> [What to do] Make an exact copy of the records, with the images left out.

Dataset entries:
· · · ·

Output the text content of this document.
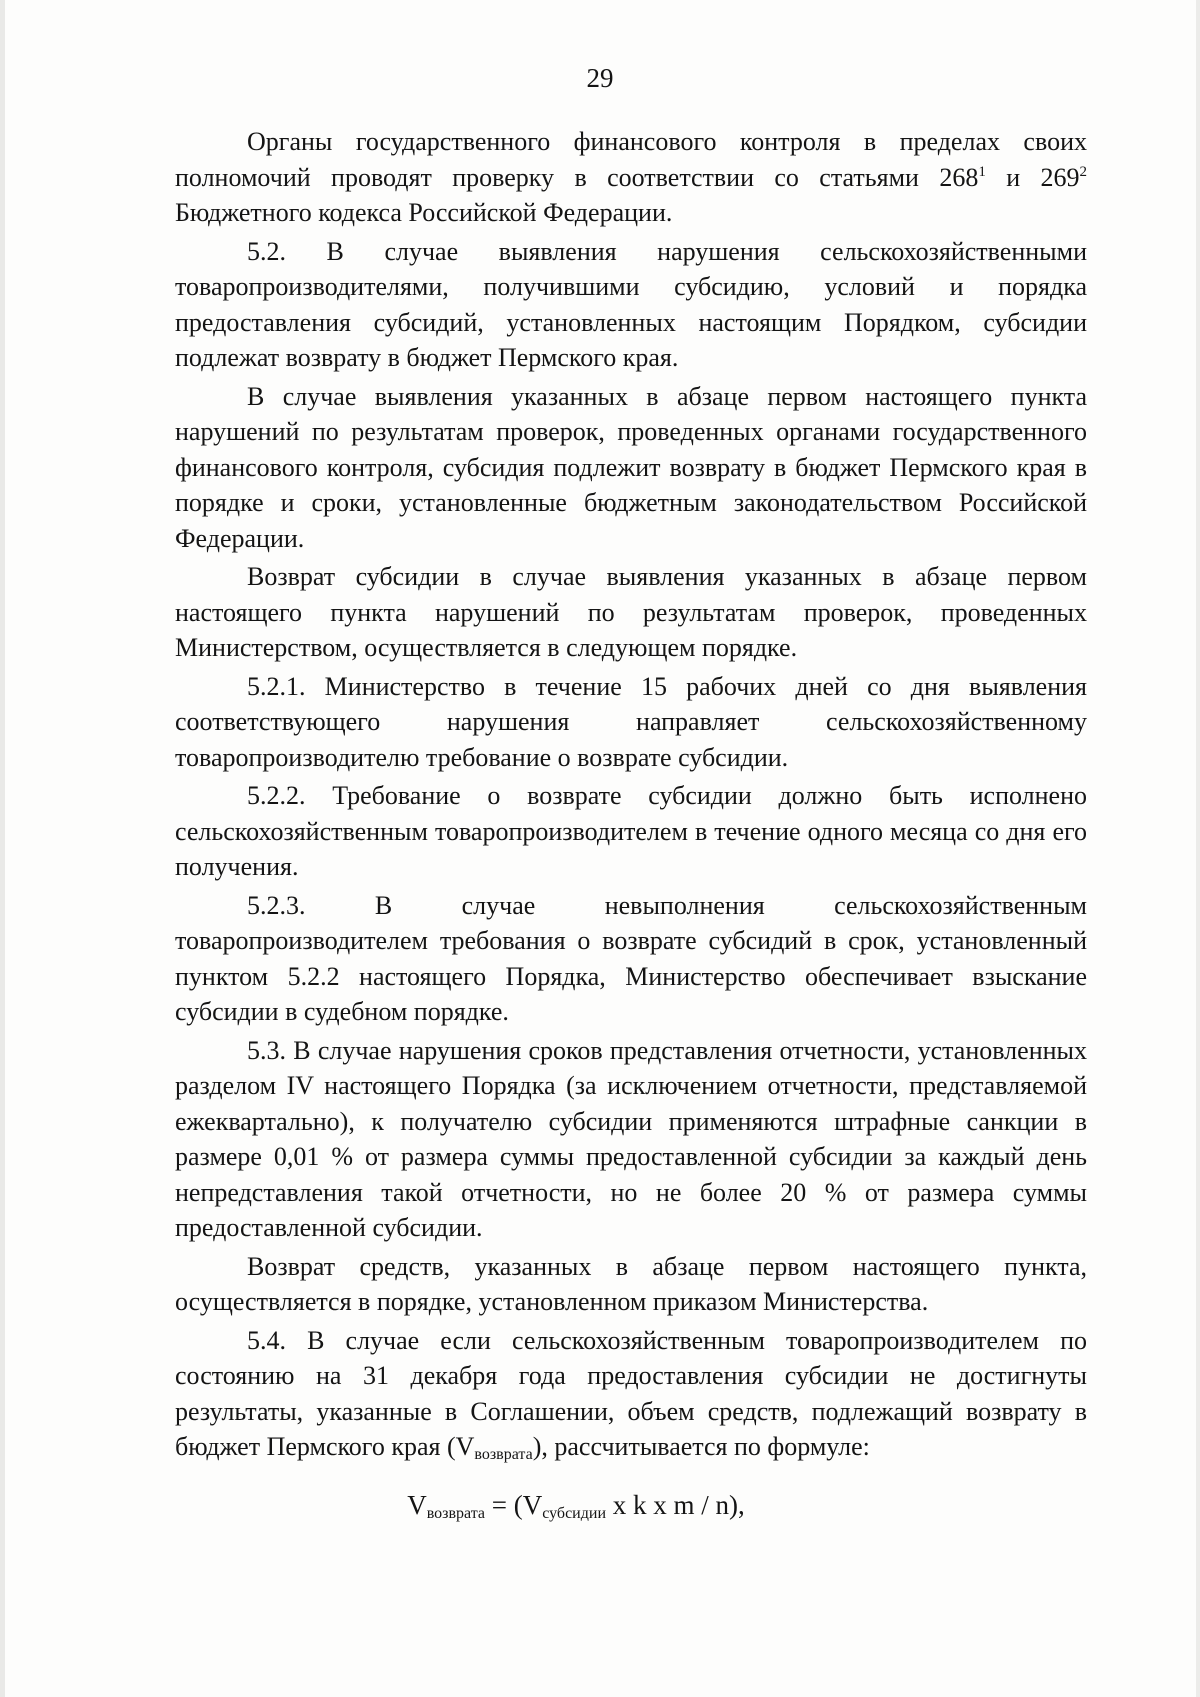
29

Органы государственного финансового контроля в пределах своих полномочий проводят проверку в соответствии со статьями $268^1$ и $269^2$ Бюджетного кодекса Российской Федерации.

5.2. В случае выявления нарушения сельскохозяйственными товаропроизводителями, получившими субсидию, условий и порядка предоставления субсидий, установленных настоящим Порядком, субсидии подлежат возврату в бюджет Пермского края.

В случае выявления указанных в абзаце первом настоящего пункта нарушений по результатам проверок, проведенных органами государственного финансового контроля, субсидия подлежит возврату в бюджет Пермского края в порядке и сроки, установленные бюджетным законодательством Российской Федерации.

Возврат субсидии в случае выявления указанных в абзаце первом настоящего пункта нарушений по результатам проверок, проведенных Министерством, осуществляется в следующем порядке.

5.2.1. Министерство в течение 15 рабочих дней со дня выявления соответствующего нарушения направляет сельскохозяйственному товаропроизводителю требование о возврате субсидии.

5.2.2. Требование о возврате субсидии должно быть исполнено сельскохозяйственным товаропроизводителем в течение одного месяца со дня его получения.

5.2.3. В случае невыполнения сельскохозяйственным товаропроизводителем требования о возврате субсидий в срок, установленный пунктом 5.2.2 настоящего Порядка, Министерство обеспечивает взыскание субсидии в судебном порядке.

5.3. В случае нарушения сроков представления отчетности, установленных разделом IV настоящего Порядка (за исключением отчетности, представляемой ежеквартально), к получателю субсидии применяются штрафные санкции в размере 0,01 % от размера суммы предоставленной субсидии за каждый день непредставления такой отчетности, но не более 20 % от размера суммы предоставленной субсидии.

Возврат средств, указанных в абзаце первом настоящего пункта, осуществляется в порядке, установленном приказом Министерства.

5.4. В случае если сельскохозяйственным товаропроизводителем по состоянию на 31 декабря года предоставления субсидии не достигнуты результаты, указанные в Соглашении, объем средств, подлежащий возврату в бюджет Пермского края $(V_{возврата})$, рассчитывается по формуле:

Vвозврата = (Vсубсидии x k x m / n),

· · · ·

> [Result of the exercise]
Output the text content of this document.
29

Органы государственного финансового контроля в пределах своих полномочий проводят проверку в соответствии со статьями $268^1$ и $269^2$ Бюджетного кодекса Российской Федерации.

5.2. В случае выявления нарушения сельскохозяйственными товаропроизводителями, получившими субсидию, условий и порядка предоставления субсидий, установленных настоящим Порядком, субсидии подлежат возврату в бюджет Пермского края.

В случае выявления указанных в абзаце первом настоящего пункта нарушений по результатам проверок, проведенных органами государственного финансового контроля, субсидия подлежит возврату в бюджет Пермского края в порядке и сроки, установленные бюджетным законодательством Российской Федерации.

Возврат субсидии в случае выявления указанных в абзаце первом настоящего пункта нарушений по результатам проверок, проведенных Министерством, осуществляется в следующем порядке.

5.2.1. Министерство в течение 15 рабочих дней со дня выявления соответствующего нарушения направляет сельскохозяйственному товаропроизводителю требование о возврате субсидии.

5.2.2. Требование о возврате субсидии должно быть исполнено сельскохозяйственным товаропроизводителем в течение одного месяца со дня его получения.

5.2.3. В случае невыполнения сельскохозяйственным товаропроизводителем требования о возврате субсидий в срок, установленный пунктом 5.2.2 настоящего Порядка, Министерство обеспечивает взыскание субсидии в судебном порядке.

5.3. В случае нарушения сроков представления отчетности, установленных разделом IV настоящего Порядка (за исключением отчетности, представляемой ежеквартально), к получателю субсидии применяются штрафные санкции в размере 0,01 % от размера суммы предоставленной субсидии за каждый день непредставления такой отчетности, но не более 20 % от размера суммы предоставленной субсидии.

Возврат средств, указанных в абзаце первом настоящего пункта, осуществляется в порядке, установленном приказом Министерства.

5.4. В случае если сельскохозяйственным товаропроизводителем по состоянию на 31 декабря года предоставления субсидии не достигнуты результаты, указанные в Соглашении, объем средств, подлежащий возврату в бюджет Пермского края $(V_{возврата})$, рассчитывается по формуле:

Vвозврата = (Vсубсидии x k x m / n),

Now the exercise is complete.